## [Work to be completed]
Beneath this sentence is a listing. Return its lines from the one containing "What does this" through the last, exactly, and omit the pictures.

## [Records for this task]
+ + +

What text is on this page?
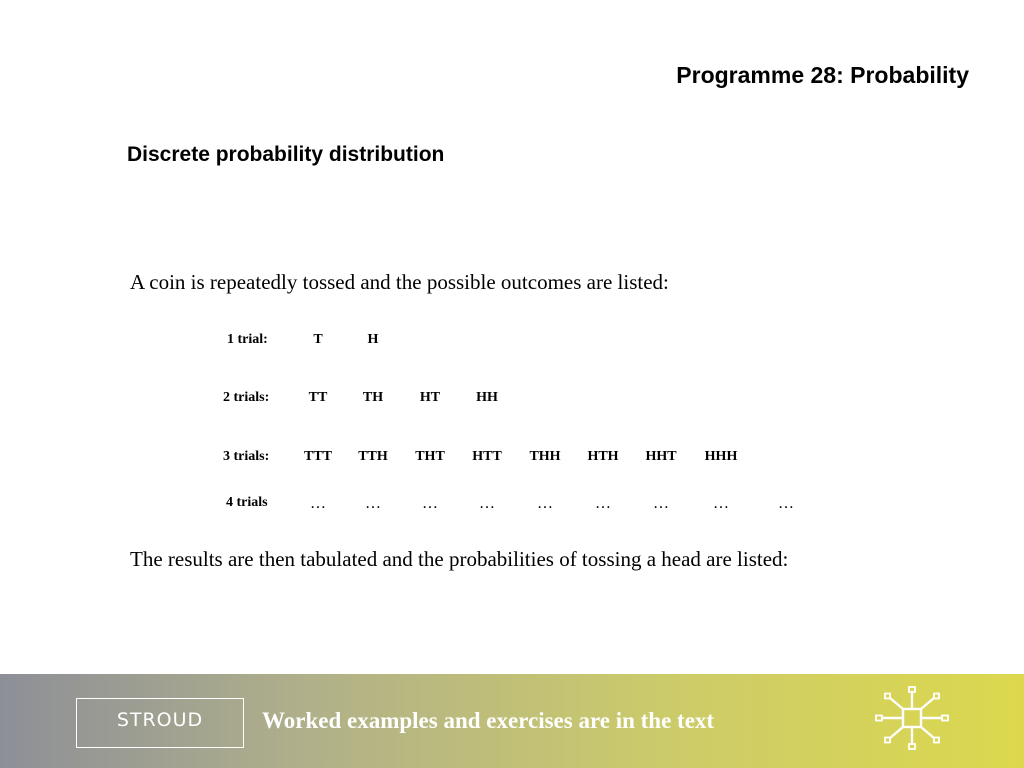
Programme 28: Probability
Discrete probability distribution
A coin is repeatedly tossed and the possible outcomes are listed:
1 trial:	T	H
2 trials:	TT	TH	HT	HH
3 trials: TTT TTH THT HTT THH HTH HHT HHH
4 trials	… …	…	…	…	…	…	…	…
The results are then tabulated and the probabilities of tossing a head are listed:
STROUD	Worked examples and exercises are in the text
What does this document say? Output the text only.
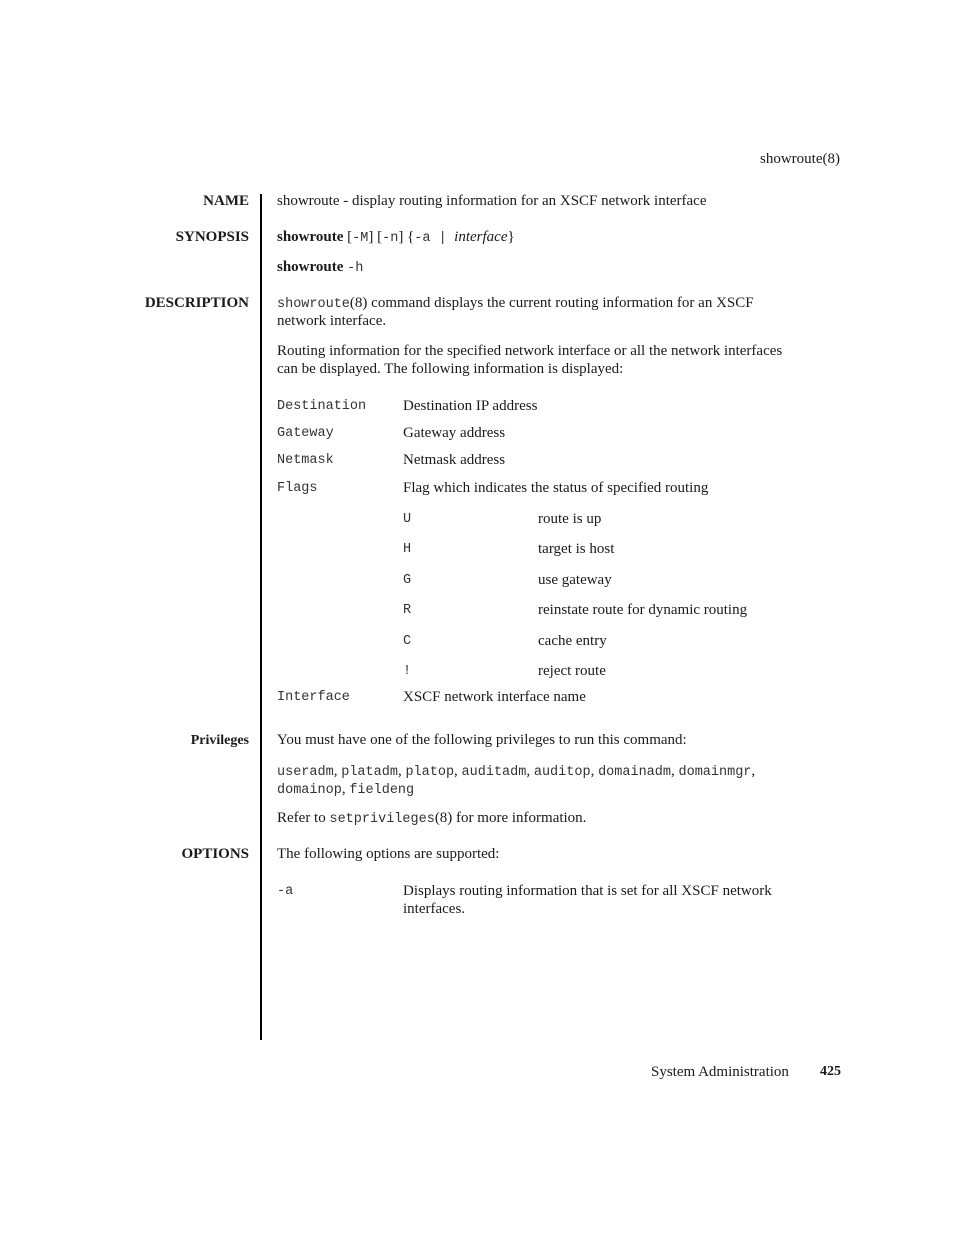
showroute(8)
NAME showroute - display routing information for an XSCF network interface
SYNOPSIS showroute [-M] [-n] {-a | interface}
showroute -h
DESCRIPTION showroute(8) command displays the current routing information for an XSCF
network interface.
Routing information for the specified network interface or all the network interfaces
can be displayed. The following information is displayed:
Destination Destination IP address
Gateway	Gateway address
Netmask	Netmask address
Flags	Flag which indicates the status of specified routing
U	route is up
H	target is host
G	use gateway
R	reinstate route for dynamic routing
C	cache entry
!	reject route
Interface	XSCF network interface name
Privileges You must have one of the following privileges to run this command:
useradm, platadm, platop, auditadm, auditop, domainadm, domainmgr,
domainop, fieldeng
Refer to setprivileges(8) for more information.
OPTIONS The following options are supported:
-a	Displays routing information that is set for all XSCF network
interfaces.
System Administration 425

+ + +

## [The answer]
What does this document say? Output the text only.
showroute(8)
NAME showroute - display routing information for an XSCF network interface
SYNOPSIS showroute [-M] [-n] {-a | interface}
showroute -h
DESCRIPTION showroute(8) command displays the current routing information for an XSCF
network interface.
Routing information for the specified network interface or all the network interfaces
can be displayed. The following information is displayed:
Destination Destination IP address
Gateway	Gateway address
Netmask	Netmask address
Flags	Flag which indicates the status of specified routing
U	route is up
H	target is host
G	use gateway
R	reinstate route for dynamic routing
C	cache entry
!	reject route
Interface	XSCF network interface name
Privileges You must have one of the following privileges to run this command:
useradm, platadm, platop, auditadm, auditop, domainadm, domainmgr,
domainop, fieldeng
Refer to setprivileges(8) for more information.
OPTIONS The following options are supported:
-a	Displays routing information that is set for all XSCF network
interfaces.
System Administration 425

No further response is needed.